(Extracts from a graphics dataset)
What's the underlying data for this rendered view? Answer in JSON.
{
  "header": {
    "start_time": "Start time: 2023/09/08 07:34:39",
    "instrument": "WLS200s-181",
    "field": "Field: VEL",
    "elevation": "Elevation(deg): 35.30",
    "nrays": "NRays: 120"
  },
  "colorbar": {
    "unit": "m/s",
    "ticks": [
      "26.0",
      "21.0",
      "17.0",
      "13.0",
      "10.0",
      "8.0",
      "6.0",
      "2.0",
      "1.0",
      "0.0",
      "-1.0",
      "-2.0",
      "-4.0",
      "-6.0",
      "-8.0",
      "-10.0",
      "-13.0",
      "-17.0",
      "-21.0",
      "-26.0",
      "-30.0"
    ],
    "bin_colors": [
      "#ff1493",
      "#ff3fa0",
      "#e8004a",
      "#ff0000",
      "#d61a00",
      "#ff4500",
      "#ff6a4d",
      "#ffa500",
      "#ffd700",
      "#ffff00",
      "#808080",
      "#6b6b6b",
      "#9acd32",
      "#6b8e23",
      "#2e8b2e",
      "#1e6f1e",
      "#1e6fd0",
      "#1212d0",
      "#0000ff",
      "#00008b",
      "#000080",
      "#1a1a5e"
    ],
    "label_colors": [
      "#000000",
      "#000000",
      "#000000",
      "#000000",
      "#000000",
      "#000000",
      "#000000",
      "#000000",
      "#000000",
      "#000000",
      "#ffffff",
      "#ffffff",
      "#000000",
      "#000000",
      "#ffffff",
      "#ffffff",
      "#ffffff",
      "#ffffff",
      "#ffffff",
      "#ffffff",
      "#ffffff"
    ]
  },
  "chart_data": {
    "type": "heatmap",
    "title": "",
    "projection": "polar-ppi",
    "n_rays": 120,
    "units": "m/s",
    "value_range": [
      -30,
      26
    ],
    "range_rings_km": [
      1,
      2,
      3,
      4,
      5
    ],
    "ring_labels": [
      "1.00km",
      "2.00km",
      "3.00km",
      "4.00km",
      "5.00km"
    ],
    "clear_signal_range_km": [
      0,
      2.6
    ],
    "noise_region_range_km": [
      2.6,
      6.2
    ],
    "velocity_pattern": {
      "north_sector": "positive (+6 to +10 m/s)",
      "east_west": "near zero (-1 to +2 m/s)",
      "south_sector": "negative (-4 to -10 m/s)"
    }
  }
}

• Problem details
Recopy the whole listing exactly.

• Solution to this exercise
What's the underlying data for this rendered view? Answer in JSON.
{
  "header": {
    "start_time": "Start time: 2023/09/08 07:34:39",
    "instrument": "WLS200s-181",
    "field": "Field: VEL",
    "elevation": "Elevation(deg): 35.30",
    "nrays": "NRays: 120"
  },
  "colorbar": {
    "unit": "m/s",
    "ticks": [
      "26.0",
      "21.0",
      "17.0",
      "13.0",
      "10.0",
      "8.0",
      "6.0",
      "2.0",
      "1.0",
      "0.0",
      "-1.0",
      "-2.0",
      "-4.0",
      "-6.0",
      "-8.0",
      "-10.0",
      "-13.0",
      "-17.0",
      "-21.0",
      "-26.0",
      "-30.0"
    ],
    "bin_colors": [
      "#ff1493",
      "#ff3fa0",
      "#e8004a",
      "#ff0000",
      "#d61a00",
      "#ff4500",
      "#ff6a4d",
      "#ffa500",
      "#ffd700",
      "#ffff00",
      "#808080",
      "#6b6b6b",
      "#9acd32",
      "#6b8e23",
      "#2e8b2e",
      "#1e6f1e",
      "#1e6fd0",
      "#1212d0",
      "#0000ff",
      "#00008b",
      "#000080",
      "#1a1a5e"
    ],
    "label_colors": [
      "#000000",
      "#000000",
      "#000000",
      "#000000",
      "#000000",
      "#000000",
      "#000000",
      "#000000",
      "#000000",
      "#000000",
      "#ffffff",
      "#ffffff",
      "#000000",
      "#000000",
      "#ffffff",
      "#ffffff",
      "#ffffff",
      "#ffffff",
      "#ffffff",
      "#ffffff",
      "#ffffff"
    ]
  },
  "chart_data": {
    "type": "heatmap",
    "title": "",
    "projection": "polar-ppi",
    "n_rays": 120,
    "units": "m/s",
    "value_range": [
      -30,
      26
    ],
    "range_rings_km": [
      1,
      2,
      3,
      4,
      5
    ],
    "ring_labels": [
      "1.00km",
      "2.00km",
      "3.00km",
      "4.00km",
      "5.00km"
    ],
    "clear_signal_range_km": [
      0,
      2.6
    ],
    "noise_region_range_km": [
      2.6,
      6.2
    ],
    "velocity_pattern": {
      "north_sector": "positive (+6 to +10 m/s)",
      "east_west": "near zero (-1 to +2 m/s)",
      "south_sector": "negative (-4 to -10 m/s)"
    }
  }
}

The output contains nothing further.